◆ **Seçilen metin**
Yargıtay Kararı 10. Hukuk Dairesi 2014/7343 E. 2014/9616 K. 29.04.2014 T.

YARGITAY KARARI
DAİRE : 10. Hukuk Dairesi
ESAS NO : 2014/7343
KARAR NO : 2014/9616
KARAR TARİHİ : 29.04.2014

Mahkemesi :Gelendost (Kapatılan) Asliye Hukuk(İş) Mahkemesi
Tarihi :06.06.2012
No :2010/99-2012/72

Dava, rucüan tazminat istemine ilişkindir.
Mahkemece, davanın kabulüne karar verilmiştir.
Hükmün, davacı ile davalılardan B.. A.. ve Y.. A.. avukatları tarafından temyiz edilmesi üzerine, temyiz isteklerinin süresinde olduğu anlaşıldıktan ve Tetkik Hakimi tarafından düzenlenen raporla dosyadaki kağıtlar okunduktan sonra işin gereği düşünüldü ve aşağıdaki karar tespit edildi.
1-Dava, 12.2.2006 tarihinde meydana gelen trafik kazasında ölen sigortalının hak sahiplerine bağlanan ölüm aylığı nedeniyle uğranılan Kurum zararının 1479 sayılı Yasanın 63. maddesine dayalı olarak davalılardan teselsüle dayalı olarak tahsili istemine ilişkin olup, Mahkemece, davanın teselsül hükümlerine dayalı olarak açıldığı ve davalıların toplam kusura göre sorumlu oldukları gözetilmeksizin, kusur oranlarına göre karar verilmesi isabetsizdir.
2-Davalı M.. U..’ın ölü olduğu anlaşılmaktadır. 6100 sayılı Hukuk Muhakemeleri Kanunu’nun 50 ve 4721 sayılı Türk Medeni Kanunu’nun 28. maddeleri kapsamından “kişiliğin ölüm ile sona eriyor” olması ve HMK nun tarafta iradi değişikliği düzenleyen 124. maddesinde belirtilen, bir davada taraf değişikliğinin, ancak karşı tarafın açık rızası ile mümkün olduğu; ancak, maddi bir hatadan kaynaklanan veya dürüstlük kuralına aykırı olmayan taraf değişikliği talebinin, karşı tarafın rızası aranmaksızın hakim tarafından kabul edileceği; yine, dava dilekçesinde tarafın yanlış veya eksik gösterilmesi kabul edilebilir bir yanılgıya dayanıyorsa, taraf değişikliği talebinin, karşı tarafın rızası aranmaksızın hakim tarafından kabul edilebileceğine ilişkin düzenlenme karşısında; adı geçen davalının mirasçılarına yöntemince husumet tevcih edilerek, yargılamanın sürdürülmesi gerekirken, ölü hakkında, yazılı biçimde hüküm kurulması, isabetsiz bulunmuştur.

◆ **Mevcut veriler**
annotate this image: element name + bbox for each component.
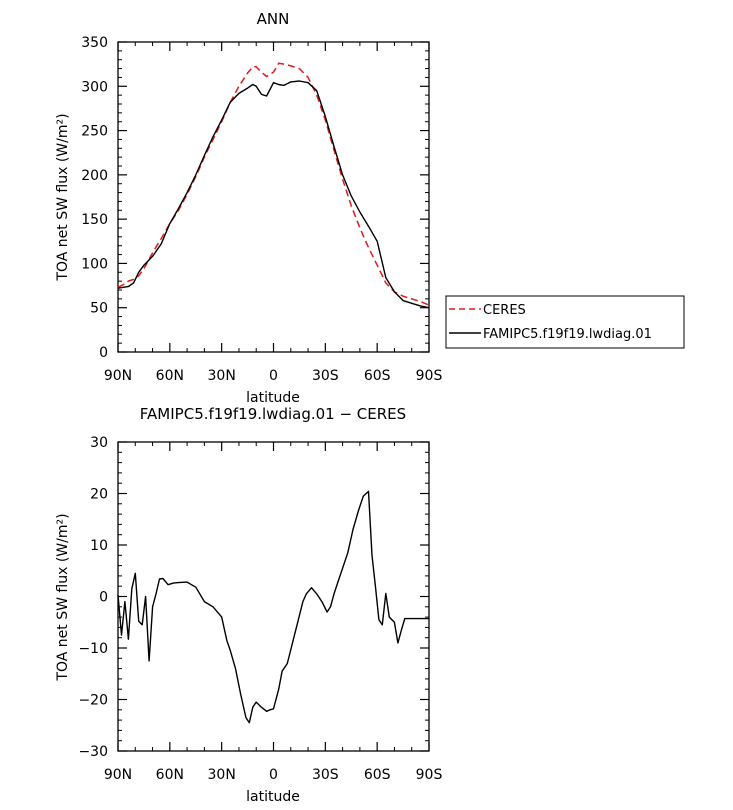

◆ **Görev listesi**
- 1) Lütfen Yargıtay kararındaki bölümü birebir kopyalayın: "Mahkemece, davanın kabulüne" sözlerinin geçtiği yerden başlayın ve "karar verilmesi isabetsizdir." sözlerinden sonra durun.
- 2) Yargıtay kararına göre davaya konu olan trafik kazası hangi tarihte meydana gelmiştir?
Satırlar, metinden ayrı bir malzemedir.

◆ **Görev yanıtları**
- 1)
Mahkemece, davanın kabulüne karar verilmiştir.
Hükmün, davacı ile davalılardan B.. A.. ve Y.. A.. avukatları tarafından temyiz edilmesi üzerine, temyiz isteklerinin süresinde olduğu anlaşıldıktan ve Tetkik Hakimi tarafından düzenlenen raporla dosyadaki kağıtlar okunduktan sonra işin gereği düşünüldü ve aşağıdaki karar tespit edildi.
1-Dava, 12.2.2006 tarihinde meydana gelen trafik kazasında ölen sigortalının hak sahiplerine bağlanan ölüm aylığı nedeniyle uğranılan Kurum zararının 1479 sayılı Yasanın 63. maddesine dayalı olarak davalılardan teselsüle dayalı olarak tahsili istemine ilişkin olup, Mahkemece, davanın teselsül hükümlerine dayalı olarak açıldığı ve davalıların toplam kusura göre sorumlu oldukları gözetilmeksizin, kusur oranlarına göre karar verilmesi isabetsizdir.

- 2) 12.2.2006 tarihinde.